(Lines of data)

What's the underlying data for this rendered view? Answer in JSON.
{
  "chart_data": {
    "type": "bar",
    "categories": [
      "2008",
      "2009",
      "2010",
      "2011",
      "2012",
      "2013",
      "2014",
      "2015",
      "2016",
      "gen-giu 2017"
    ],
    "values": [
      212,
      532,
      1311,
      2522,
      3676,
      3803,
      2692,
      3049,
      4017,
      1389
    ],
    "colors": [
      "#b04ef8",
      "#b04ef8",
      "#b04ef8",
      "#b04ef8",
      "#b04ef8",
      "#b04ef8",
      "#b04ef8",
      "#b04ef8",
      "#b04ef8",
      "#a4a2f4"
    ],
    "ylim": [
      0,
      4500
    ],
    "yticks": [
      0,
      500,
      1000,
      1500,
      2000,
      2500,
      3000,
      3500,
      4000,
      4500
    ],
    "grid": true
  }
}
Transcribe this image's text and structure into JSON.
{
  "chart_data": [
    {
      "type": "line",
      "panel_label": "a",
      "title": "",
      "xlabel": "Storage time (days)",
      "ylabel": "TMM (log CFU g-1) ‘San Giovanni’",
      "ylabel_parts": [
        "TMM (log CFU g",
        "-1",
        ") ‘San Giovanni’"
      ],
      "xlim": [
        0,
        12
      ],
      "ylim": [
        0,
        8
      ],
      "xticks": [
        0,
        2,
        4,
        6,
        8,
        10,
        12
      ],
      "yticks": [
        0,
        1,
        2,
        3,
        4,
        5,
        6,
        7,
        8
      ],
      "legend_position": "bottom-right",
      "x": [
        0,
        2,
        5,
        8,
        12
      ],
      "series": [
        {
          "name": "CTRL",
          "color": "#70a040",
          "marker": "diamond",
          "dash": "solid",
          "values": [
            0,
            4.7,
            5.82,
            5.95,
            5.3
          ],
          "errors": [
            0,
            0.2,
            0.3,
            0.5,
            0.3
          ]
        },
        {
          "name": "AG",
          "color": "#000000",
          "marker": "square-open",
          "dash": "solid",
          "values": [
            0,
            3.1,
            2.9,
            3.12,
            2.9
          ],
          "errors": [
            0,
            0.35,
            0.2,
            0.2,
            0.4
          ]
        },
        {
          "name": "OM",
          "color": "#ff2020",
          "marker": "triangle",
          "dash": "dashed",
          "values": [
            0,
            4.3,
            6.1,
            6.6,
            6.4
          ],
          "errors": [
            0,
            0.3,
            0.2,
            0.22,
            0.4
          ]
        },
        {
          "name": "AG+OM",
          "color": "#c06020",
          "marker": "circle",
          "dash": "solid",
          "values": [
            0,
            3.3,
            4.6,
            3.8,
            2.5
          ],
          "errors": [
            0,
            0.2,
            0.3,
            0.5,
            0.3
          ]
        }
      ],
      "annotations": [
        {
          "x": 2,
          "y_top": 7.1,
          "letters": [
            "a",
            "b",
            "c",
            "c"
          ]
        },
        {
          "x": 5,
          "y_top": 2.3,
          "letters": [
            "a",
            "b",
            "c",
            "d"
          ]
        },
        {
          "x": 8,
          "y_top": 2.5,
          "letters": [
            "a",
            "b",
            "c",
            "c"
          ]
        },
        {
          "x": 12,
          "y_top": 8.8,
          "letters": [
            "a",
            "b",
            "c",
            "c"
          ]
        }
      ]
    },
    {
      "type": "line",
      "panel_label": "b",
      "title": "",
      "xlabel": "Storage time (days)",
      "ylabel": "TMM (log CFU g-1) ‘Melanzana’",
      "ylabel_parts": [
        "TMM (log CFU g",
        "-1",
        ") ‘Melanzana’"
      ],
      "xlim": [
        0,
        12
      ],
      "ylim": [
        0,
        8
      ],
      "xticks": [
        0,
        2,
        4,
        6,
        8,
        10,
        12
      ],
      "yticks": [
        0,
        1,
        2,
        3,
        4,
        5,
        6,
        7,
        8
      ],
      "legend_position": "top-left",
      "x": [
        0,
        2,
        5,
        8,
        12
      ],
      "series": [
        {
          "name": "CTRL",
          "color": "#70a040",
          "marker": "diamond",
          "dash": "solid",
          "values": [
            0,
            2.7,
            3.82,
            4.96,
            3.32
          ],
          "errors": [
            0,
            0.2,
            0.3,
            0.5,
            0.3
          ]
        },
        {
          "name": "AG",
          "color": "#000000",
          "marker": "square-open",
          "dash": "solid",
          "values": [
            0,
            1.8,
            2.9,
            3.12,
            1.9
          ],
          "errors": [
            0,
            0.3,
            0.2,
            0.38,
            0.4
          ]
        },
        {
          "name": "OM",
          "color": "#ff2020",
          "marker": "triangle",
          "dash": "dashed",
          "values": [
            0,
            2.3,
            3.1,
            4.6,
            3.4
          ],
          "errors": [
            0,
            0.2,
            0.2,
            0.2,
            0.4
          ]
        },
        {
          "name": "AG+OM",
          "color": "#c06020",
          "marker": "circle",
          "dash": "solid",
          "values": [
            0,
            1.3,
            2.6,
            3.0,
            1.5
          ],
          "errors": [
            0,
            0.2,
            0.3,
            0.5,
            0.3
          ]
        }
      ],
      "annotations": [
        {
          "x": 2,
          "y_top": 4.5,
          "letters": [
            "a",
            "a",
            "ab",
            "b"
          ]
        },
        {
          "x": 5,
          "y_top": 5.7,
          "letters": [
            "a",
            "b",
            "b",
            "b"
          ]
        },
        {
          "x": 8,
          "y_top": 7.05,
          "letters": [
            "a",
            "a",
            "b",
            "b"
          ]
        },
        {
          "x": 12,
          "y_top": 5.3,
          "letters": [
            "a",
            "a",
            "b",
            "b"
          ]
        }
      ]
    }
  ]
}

Exercise directions:
Make an exact copy of every entry.

Task result:
What's the underlying data for this rendered view? Answer in JSON.
{
  "chart_data": {
    "type": "bar",
    "categories": [
      "2008",
      "2009",
      "2010",
      "2011",
      "2012",
      "2013",
      "2014",
      "2015",
      "2016",
      "gen-giu 2017"
    ],
    "values": [
      212,
      532,
      1311,
      2522,
      3676,
      3803,
      2692,
      3049,
      4017,
      1389
    ],
    "colors": [
      "#b04ef8",
      "#b04ef8",
      "#b04ef8",
      "#b04ef8",
      "#b04ef8",
      "#b04ef8",
      "#b04ef8",
      "#b04ef8",
      "#b04ef8",
      "#a4a2f4"
    ],
    "ylim": [
      0,
      4500
    ],
    "yticks": [
      0,
      500,
      1000,
      1500,
      2000,
      2500,
      3000,
      3500,
      4000,
      4500
    ],
    "grid": true
  }
}
Transcribe this image's text and structure into JSON.
{
  "chart_data": [
    {
      "type": "line",
      "panel_label": "a",
      "title": "",
      "xlabel": "Storage time (days)",
      "ylabel": "TMM (log CFU g-1) ‘San Giovanni’",
      "ylabel_parts": [
        "TMM (log CFU g",
        "-1",
        ") ‘San Giovanni’"
      ],
      "xlim": [
        0,
        12
      ],
      "ylim": [
        0,
        8
      ],
      "xticks": [
        0,
        2,
        4,
        6,
        8,
        10,
        12
      ],
      "yticks": [
        0,
        1,
        2,
        3,
        4,
        5,
        6,
        7,
        8
      ],
      "legend_position": "bottom-right",
      "x": [
        0,
        2,
        5,
        8,
        12
      ],
      "series": [
        {
          "name": "CTRL",
          "color": "#70a040",
          "marker": "diamond",
          "dash": "solid",
          "values": [
            0,
            4.7,
            5.82,
            5.95,
            5.3
          ],
          "errors": [
            0,
            0.2,
            0.3,
            0.5,
            0.3
          ]
        },
        {
          "name": "AG",
          "color": "#000000",
          "marker": "square-open",
          "dash": "solid",
          "values": [
            0,
            3.1,
            2.9,
            3.12,
            2.9
          ],
          "errors": [
            0,
            0.35,
            0.2,
            0.2,
            0.4
          ]
        },
        {
          "name": "OM",
          "color": "#ff2020",
          "marker": "triangle",
          "dash": "dashed",
          "values": [
            0,
            4.3,
            6.1,
            6.6,
            6.4
          ],
          "errors": [
            0,
            0.3,
            0.2,
            0.22,
            0.4
          ]
        },
        {
          "name": "AG+OM",
          "color": "#c06020",
          "marker": "circle",
          "dash": "solid",
          "values": [
            0,
            3.3,
            4.6,
            3.8,
            2.5
          ],
          "errors": [
            0,
            0.2,
            0.3,
            0.5,
            0.3
          ]
        }
      ],
      "annotations": [
        {
          "x": 2,
          "y_top": 7.1,
          "letters": [
            "a",
            "b",
            "c",
            "c"
          ]
        },
        {
          "x": 5,
          "y_top": 2.3,
          "letters": [
            "a",
            "b",
            "c",
            "d"
          ]
        },
        {
          "x": 8,
          "y_top": 2.5,
          "letters": [
            "a",
            "b",
            "c",
            "c"
          ]
        },
        {
          "x": 12,
          "y_top": 8.8,
          "letters": [
            "a",
            "b",
            "c",
            "c"
          ]
        }
      ]
    },
    {
      "type": "line",
      "panel_label": "b",
      "title": "",
      "xlabel": "Storage time (days)",
      "ylabel": "TMM (log CFU g-1) ‘Melanzana’",
      "ylabel_parts": [
        "TMM (log CFU g",
        "-1",
        ") ‘Melanzana’"
      ],
      "xlim": [
        0,
        12
      ],
      "ylim": [
        0,
        8
      ],
      "xticks": [
        0,
        2,
        4,
        6,
        8,
        10,
        12
      ],
      "yticks": [
        0,
        1,
        2,
        3,
        4,
        5,
        6,
        7,
        8
      ],
      "legend_position": "top-left",
      "x": [
        0,
        2,
        5,
        8,
        12
      ],
      "series": [
        {
          "name": "CTRL",
          "color": "#70a040",
          "marker": "diamond",
          "dash": "solid",
          "values": [
            0,
            2.7,
            3.82,
            4.96,
            3.32
          ],
          "errors": [
            0,
            0.2,
            0.3,
            0.5,
            0.3
          ]
        },
        {
          "name": "AG",
          "color": "#000000",
          "marker": "square-open",
          "dash": "solid",
          "values": [
            0,
            1.8,
            2.9,
            3.12,
            1.9
          ],
          "errors": [
            0,
            0.3,
            0.2,
            0.38,
            0.4
          ]
        },
        {
          "name": "OM",
          "color": "#ff2020",
          "marker": "triangle",
          "dash": "dashed",
          "values": [
            0,
            2.3,
            3.1,
            4.6,
            3.4
          ],
          "errors": [
            0,
            0.2,
            0.2,
            0.2,
            0.4
          ]
        },
        {
          "name": "AG+OM",
          "color": "#c06020",
          "marker": "circle",
          "dash": "solid",
          "values": [
            0,
            1.3,
            2.6,
            3.0,
            1.5
          ],
          "errors": [
            0,
            0.2,
            0.3,
            0.5,
            0.3
          ]
        }
      ],
      "annotations": [
        {
          "x": 2,
          "y_top": 4.5,
          "letters": [
            "a",
            "a",
            "ab",
            "b"
          ]
        },
        {
          "x": 5,
          "y_top": 5.7,
          "letters": [
            "a",
            "b",
            "b",
            "b"
          ]
        },
        {
          "x": 8,
          "y_top": 7.05,
          "letters": [
            "a",
            "a",
            "b",
            "b"
          ]
        },
        {
          "x": 12,
          "y_top": 5.3,
          "letters": [
            "a",
            "a",
            "b",
            "b"
          ]
        }
      ]
    }
  ]
}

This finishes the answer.